- Records -
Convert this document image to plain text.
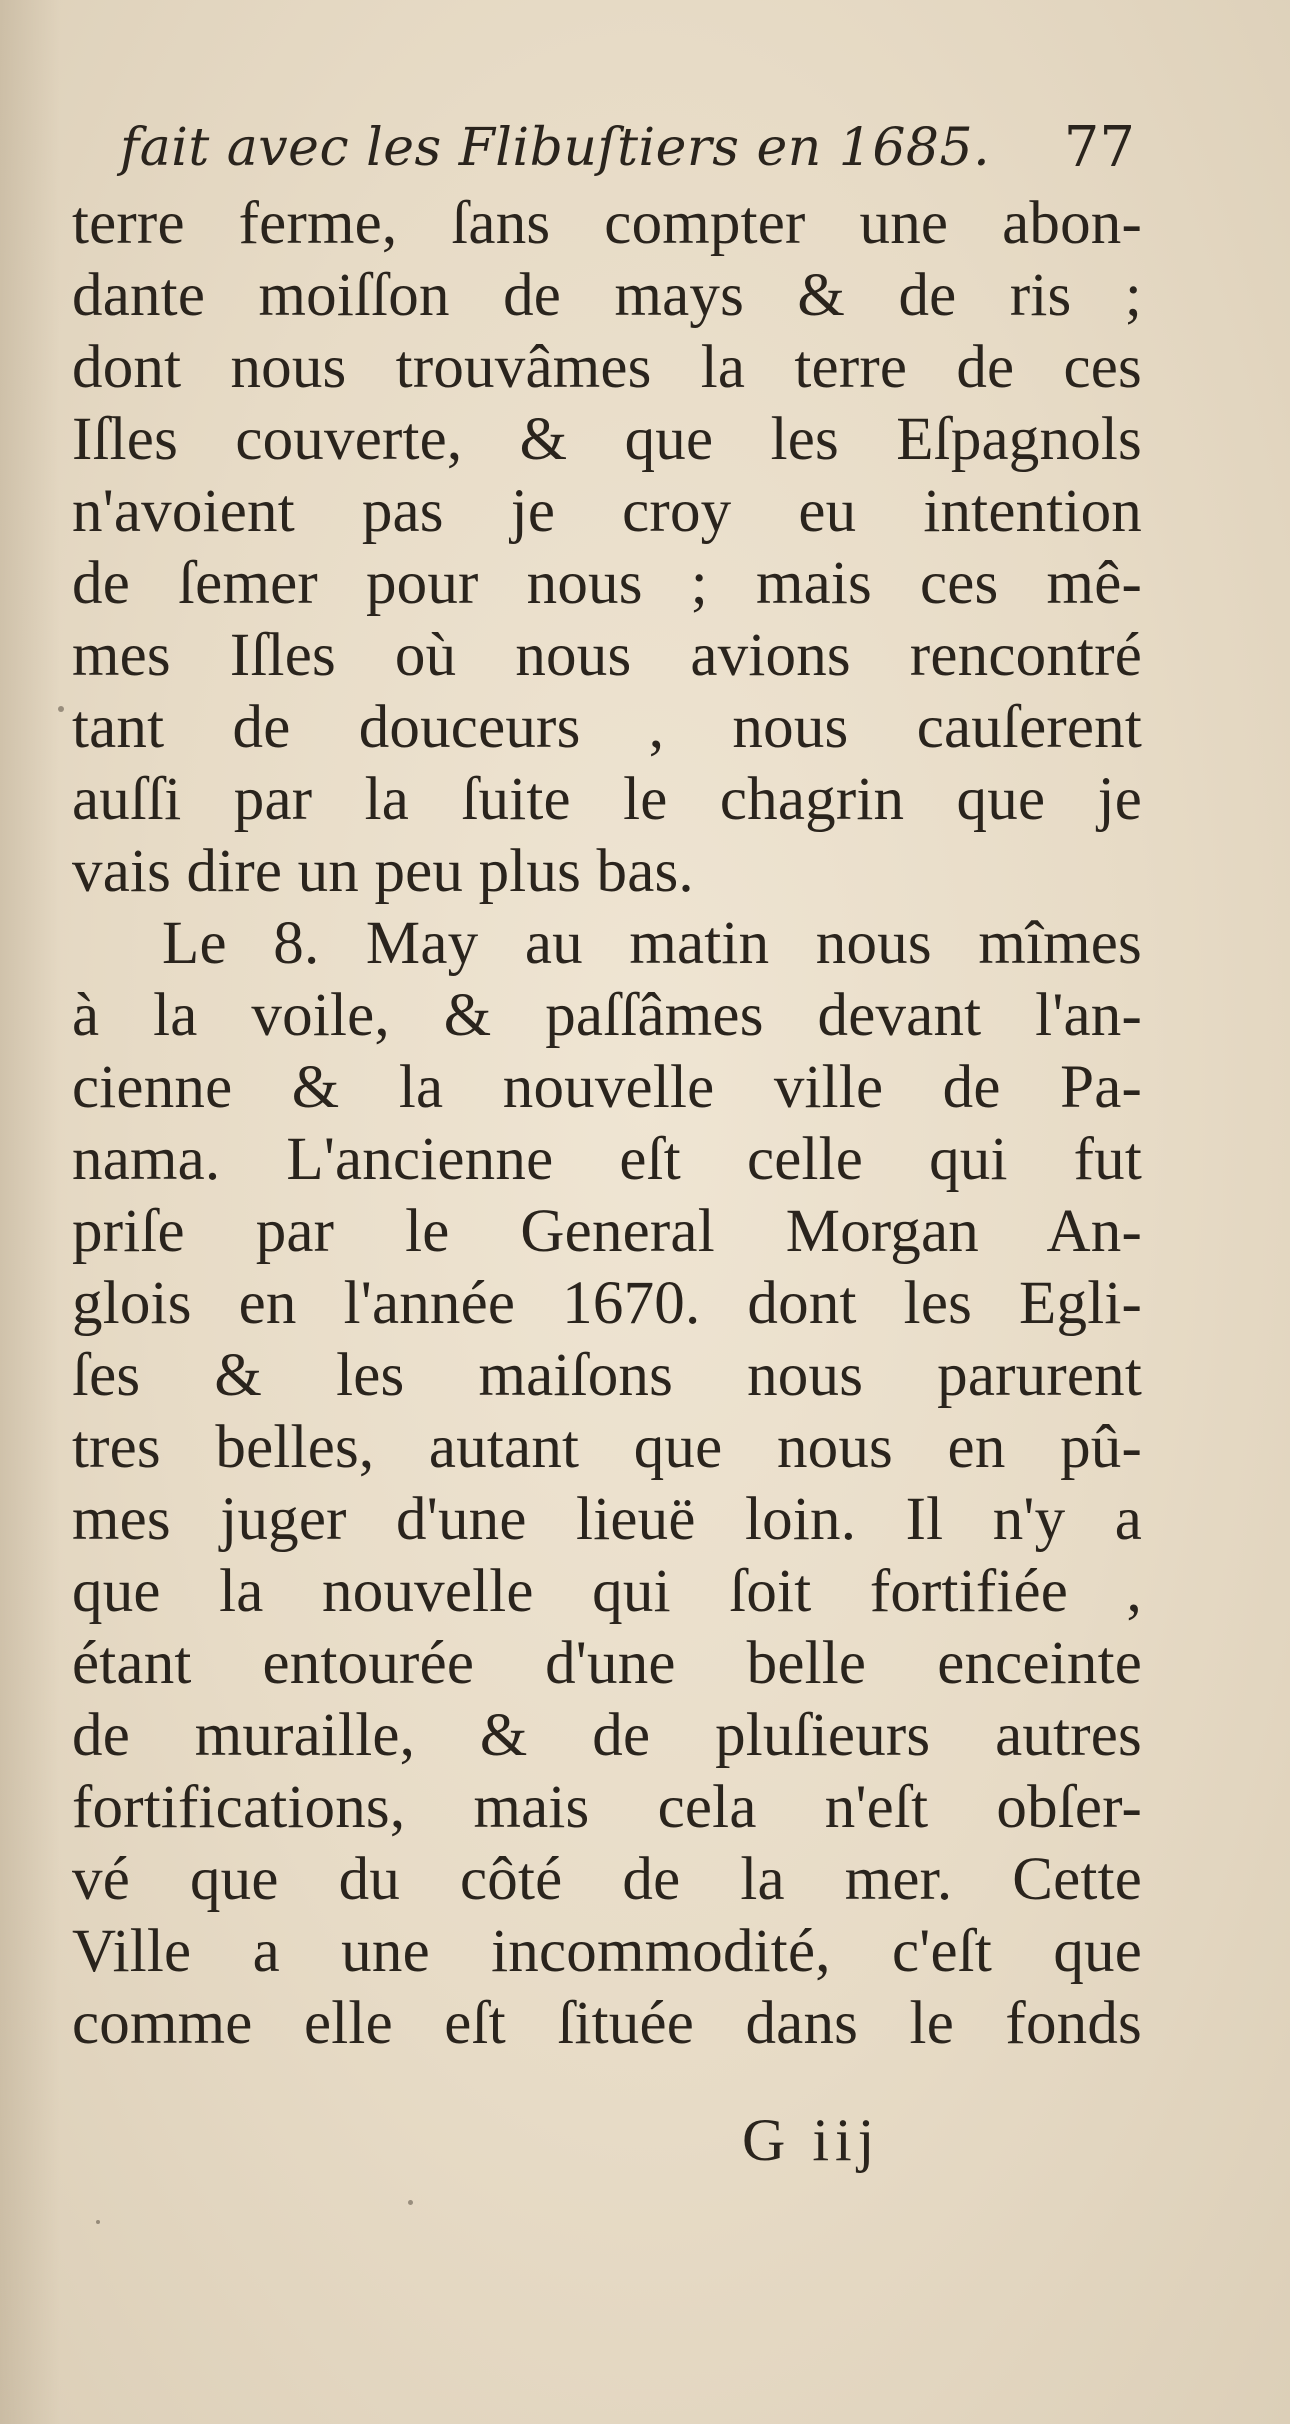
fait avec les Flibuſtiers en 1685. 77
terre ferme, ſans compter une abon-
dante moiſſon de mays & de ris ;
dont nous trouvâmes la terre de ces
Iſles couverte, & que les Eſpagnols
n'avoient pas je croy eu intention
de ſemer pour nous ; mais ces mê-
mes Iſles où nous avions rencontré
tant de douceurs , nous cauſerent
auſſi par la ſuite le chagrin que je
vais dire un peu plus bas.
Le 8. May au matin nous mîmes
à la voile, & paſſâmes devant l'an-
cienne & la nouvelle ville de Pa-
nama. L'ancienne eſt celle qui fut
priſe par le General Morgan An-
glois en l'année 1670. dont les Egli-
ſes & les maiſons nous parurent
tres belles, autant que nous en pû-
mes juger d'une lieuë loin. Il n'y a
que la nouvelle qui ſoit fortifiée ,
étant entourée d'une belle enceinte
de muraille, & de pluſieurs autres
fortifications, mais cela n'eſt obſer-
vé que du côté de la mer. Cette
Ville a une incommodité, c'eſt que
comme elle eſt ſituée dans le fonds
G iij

- Task to complete -
Read the data above and pull out each line that holds the string "Iſles".

- Expected answer -
Iſles couverte, & que les Eſpagnols
mes Iſles où nous avions rencontré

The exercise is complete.